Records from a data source

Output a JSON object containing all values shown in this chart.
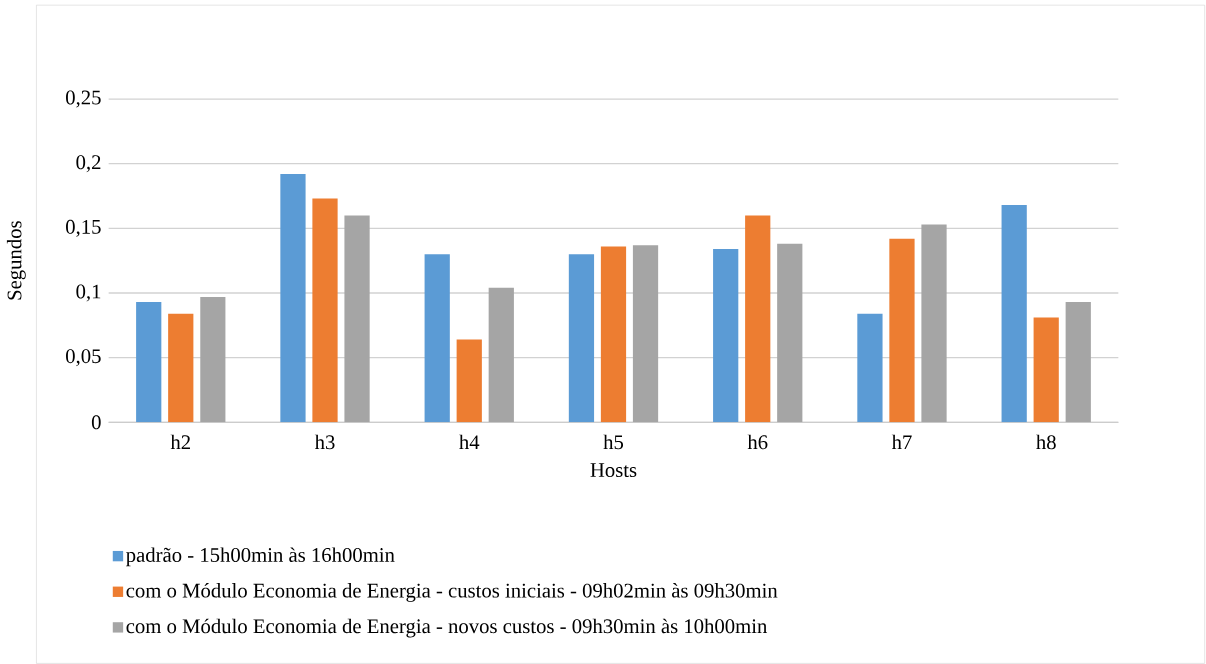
{
  "chart_data": {
    "type": "bar",
    "xlabel": "Hosts",
    "ylabel": "Segundos",
    "categories": [
      "h2",
      "h3",
      "h4",
      "h5",
      "h6",
      "h7",
      "h8"
    ],
    "series": [
      {
        "name": "padrão - 15h00min às 16h00min",
        "color": "#5b9bd5",
        "values": [
          0.093,
          0.192,
          0.13,
          0.13,
          0.134,
          0.084,
          0.168
        ]
      },
      {
        "name": "com o Módulo Economia de Energia - custos iniciais - 09h02min às 09h30min",
        "color": "#ed7d31",
        "values": [
          0.084,
          0.173,
          0.064,
          0.136,
          0.16,
          0.142,
          0.081
        ]
      },
      {
        "name": "com o Módulo Economia de Energia - novos custos - 09h30min às 10h00min",
        "color": "#a5a5a5",
        "values": [
          0.097,
          0.16,
          0.104,
          0.137,
          0.138,
          0.153,
          0.093
        ]
      }
    ],
    "ylim": [
      0,
      0.25
    ],
    "yticks": [
      0,
      {
        "value": 0.05,
        "label": "0,05"
      },
      {
        "value": 0.1,
        "label": "0,1"
      },
      {
        "value": 0.15,
        "label": "0,15"
      },
      {
        "value": 0.2,
        "label": "0,2"
      },
      {
        "value": 0.25,
        "label": "0,25"
      }
    ],
    "grid": "y",
    "legend": "bottom"
  }
}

Problem =>
Transcribe all entries above exactly. Drop the pictures.

Result =>
Output a JSON object containing all values shown in this chart.
{
  "chart_data": {
    "type": "bar",
    "xlabel": "Hosts",
    "ylabel": "Segundos",
    "categories": [
      "h2",
      "h3",
      "h4",
      "h5",
      "h6",
      "h7",
      "h8"
    ],
    "series": [
      {
        "name": "padrão - 15h00min às 16h00min",
        "color": "#5b9bd5",
        "values": [
          0.093,
          0.192,
          0.13,
          0.13,
          0.134,
          0.084,
          0.168
        ]
      },
      {
        "name": "com o Módulo Economia de Energia - custos iniciais - 09h02min às 09h30min",
        "color": "#ed7d31",
        "values": [
          0.084,
          0.173,
          0.064,
          0.136,
          0.16,
          0.142,
          0.081
        ]
      },
      {
        "name": "com o Módulo Economia de Energia - novos custos - 09h30min às 10h00min",
        "color": "#a5a5a5",
        "values": [
          0.097,
          0.16,
          0.104,
          0.137,
          0.138,
          0.153,
          0.093
        ]
      }
    ],
    "ylim": [
      0,
      0.25
    ],
    "yticks": [
      0,
      {
        "value": 0.05,
        "label": "0,05"
      },
      {
        "value": 0.1,
        "label": "0,1"
      },
      {
        "value": 0.15,
        "label": "0,15"
      },
      {
        "value": 0.2,
        "label": "0,2"
      },
      {
        "value": 0.25,
        "label": "0,25"
      }
    ],
    "grid": "y",
    "legend": "bottom"
  }
}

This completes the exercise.